* Provided data:
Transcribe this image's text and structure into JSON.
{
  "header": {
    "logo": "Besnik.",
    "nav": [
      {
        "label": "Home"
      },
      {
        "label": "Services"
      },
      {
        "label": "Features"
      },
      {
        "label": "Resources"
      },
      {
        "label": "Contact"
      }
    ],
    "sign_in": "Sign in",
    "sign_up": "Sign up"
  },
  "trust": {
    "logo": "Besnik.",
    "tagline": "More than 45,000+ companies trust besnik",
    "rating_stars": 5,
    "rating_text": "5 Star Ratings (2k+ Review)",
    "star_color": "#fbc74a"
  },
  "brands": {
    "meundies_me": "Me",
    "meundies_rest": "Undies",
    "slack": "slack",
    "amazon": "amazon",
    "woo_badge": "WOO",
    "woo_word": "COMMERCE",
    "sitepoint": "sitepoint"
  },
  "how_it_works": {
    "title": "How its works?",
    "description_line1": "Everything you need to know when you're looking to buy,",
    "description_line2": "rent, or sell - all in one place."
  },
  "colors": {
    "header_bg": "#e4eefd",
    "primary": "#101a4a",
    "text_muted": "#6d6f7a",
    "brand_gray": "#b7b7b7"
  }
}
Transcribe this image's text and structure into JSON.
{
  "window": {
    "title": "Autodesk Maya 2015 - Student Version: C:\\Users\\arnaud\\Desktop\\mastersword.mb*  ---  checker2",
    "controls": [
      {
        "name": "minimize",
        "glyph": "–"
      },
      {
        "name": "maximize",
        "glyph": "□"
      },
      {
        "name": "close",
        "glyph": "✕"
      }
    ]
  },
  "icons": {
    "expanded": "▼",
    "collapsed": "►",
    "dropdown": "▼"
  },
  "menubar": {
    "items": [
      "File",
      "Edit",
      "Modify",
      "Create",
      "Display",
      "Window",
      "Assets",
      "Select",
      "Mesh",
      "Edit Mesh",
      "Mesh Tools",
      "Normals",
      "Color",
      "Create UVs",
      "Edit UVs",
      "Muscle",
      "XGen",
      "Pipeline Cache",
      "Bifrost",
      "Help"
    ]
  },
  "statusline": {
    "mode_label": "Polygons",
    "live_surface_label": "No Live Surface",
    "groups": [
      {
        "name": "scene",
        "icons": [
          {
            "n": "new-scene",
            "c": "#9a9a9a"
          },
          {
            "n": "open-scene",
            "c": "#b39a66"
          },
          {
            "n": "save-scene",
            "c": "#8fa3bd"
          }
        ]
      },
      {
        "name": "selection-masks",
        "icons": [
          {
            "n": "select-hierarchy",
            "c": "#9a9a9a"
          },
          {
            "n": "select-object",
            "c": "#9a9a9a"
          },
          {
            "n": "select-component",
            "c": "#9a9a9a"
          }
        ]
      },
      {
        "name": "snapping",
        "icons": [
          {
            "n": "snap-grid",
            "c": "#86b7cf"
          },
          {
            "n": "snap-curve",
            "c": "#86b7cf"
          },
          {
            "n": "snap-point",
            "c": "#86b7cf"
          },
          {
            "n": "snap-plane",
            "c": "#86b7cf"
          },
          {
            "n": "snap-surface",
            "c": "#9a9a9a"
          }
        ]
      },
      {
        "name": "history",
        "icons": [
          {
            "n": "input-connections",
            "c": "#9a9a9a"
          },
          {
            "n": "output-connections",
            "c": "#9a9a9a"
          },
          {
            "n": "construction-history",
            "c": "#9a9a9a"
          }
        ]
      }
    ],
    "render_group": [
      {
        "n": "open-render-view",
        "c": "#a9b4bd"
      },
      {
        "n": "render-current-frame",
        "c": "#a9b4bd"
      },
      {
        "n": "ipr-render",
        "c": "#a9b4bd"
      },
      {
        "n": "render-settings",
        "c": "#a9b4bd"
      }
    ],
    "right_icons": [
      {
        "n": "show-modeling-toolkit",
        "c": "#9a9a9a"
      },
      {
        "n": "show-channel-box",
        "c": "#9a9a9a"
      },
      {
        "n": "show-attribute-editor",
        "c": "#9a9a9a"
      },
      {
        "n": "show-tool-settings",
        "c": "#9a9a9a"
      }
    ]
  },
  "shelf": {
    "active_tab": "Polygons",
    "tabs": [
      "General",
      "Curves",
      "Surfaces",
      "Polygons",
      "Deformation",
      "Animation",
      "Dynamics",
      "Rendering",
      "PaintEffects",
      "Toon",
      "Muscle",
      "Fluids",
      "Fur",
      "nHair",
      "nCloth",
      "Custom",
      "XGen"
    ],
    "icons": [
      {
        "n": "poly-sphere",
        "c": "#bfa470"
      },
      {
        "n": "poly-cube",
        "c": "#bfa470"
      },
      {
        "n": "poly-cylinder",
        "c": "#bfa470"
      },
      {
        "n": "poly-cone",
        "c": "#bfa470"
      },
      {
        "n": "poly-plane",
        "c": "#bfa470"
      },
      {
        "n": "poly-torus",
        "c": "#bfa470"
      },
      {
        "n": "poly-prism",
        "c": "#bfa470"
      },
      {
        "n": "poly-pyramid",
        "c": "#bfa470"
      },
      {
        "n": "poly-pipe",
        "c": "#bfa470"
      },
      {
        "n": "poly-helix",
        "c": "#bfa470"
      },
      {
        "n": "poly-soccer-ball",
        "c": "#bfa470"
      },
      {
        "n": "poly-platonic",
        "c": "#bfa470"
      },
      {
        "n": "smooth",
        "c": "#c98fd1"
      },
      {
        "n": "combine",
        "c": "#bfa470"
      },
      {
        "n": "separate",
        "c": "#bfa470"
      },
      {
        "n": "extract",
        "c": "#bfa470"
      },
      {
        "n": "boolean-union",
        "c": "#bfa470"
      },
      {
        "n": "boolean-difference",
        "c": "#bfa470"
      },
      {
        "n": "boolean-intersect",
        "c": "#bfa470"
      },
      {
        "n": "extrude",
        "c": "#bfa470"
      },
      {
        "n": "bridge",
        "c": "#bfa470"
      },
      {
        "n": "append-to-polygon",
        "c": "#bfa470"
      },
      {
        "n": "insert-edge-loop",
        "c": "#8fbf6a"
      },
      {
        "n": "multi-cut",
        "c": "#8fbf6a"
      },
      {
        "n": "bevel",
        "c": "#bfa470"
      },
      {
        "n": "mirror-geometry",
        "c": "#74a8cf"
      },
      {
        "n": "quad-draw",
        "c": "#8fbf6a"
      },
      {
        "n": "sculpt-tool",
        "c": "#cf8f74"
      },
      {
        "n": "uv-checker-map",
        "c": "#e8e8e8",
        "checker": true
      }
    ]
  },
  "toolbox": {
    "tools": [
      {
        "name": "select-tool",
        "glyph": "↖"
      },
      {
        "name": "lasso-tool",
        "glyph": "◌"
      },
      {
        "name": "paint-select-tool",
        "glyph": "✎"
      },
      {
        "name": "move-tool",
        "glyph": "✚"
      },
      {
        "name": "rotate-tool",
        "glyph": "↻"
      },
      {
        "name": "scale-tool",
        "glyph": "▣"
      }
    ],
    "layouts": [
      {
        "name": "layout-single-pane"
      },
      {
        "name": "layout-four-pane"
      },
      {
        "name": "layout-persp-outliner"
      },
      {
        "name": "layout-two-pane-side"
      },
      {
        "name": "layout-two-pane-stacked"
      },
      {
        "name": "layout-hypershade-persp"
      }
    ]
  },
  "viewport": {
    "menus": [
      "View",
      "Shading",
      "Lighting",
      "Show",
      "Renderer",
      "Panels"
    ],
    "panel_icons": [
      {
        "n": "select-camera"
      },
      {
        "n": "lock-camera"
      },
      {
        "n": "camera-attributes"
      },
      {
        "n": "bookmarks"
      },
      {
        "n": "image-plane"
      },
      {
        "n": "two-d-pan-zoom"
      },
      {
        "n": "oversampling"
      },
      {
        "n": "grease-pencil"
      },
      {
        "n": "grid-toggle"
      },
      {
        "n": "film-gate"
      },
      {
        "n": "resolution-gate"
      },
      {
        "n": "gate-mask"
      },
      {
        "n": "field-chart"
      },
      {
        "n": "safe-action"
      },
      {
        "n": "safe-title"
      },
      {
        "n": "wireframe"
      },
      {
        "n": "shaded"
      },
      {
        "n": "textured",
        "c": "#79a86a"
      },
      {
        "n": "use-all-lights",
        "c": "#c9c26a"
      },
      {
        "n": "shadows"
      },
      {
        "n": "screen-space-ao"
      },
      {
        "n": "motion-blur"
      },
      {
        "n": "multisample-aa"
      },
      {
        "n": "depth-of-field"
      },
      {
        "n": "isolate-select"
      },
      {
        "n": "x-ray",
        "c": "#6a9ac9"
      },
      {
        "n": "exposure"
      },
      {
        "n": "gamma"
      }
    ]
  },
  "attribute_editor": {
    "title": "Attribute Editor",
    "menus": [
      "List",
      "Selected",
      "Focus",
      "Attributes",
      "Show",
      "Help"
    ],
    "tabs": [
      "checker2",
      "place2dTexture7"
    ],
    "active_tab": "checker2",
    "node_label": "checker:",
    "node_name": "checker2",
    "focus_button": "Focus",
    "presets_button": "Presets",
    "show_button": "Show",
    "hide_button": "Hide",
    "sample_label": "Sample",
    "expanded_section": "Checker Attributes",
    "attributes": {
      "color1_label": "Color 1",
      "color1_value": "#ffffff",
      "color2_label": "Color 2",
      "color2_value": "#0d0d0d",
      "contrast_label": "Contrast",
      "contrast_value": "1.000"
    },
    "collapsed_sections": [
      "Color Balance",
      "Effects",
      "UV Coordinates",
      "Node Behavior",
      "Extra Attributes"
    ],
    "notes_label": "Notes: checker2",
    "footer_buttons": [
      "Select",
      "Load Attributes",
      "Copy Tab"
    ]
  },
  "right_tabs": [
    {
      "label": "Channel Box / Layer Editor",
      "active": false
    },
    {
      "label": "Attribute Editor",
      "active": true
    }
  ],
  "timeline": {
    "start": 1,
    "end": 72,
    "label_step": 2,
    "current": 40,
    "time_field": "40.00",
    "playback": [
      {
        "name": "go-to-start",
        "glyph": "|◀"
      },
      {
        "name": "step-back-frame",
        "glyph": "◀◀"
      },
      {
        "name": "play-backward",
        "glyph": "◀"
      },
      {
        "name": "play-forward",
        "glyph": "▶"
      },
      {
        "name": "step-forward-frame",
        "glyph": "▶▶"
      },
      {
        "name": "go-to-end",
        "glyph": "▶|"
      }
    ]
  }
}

* Directions:
Extract all lines of the records above that include "connections".

* Solution to the exercise:
            "n": "input-connections",
            "n": "output-connections",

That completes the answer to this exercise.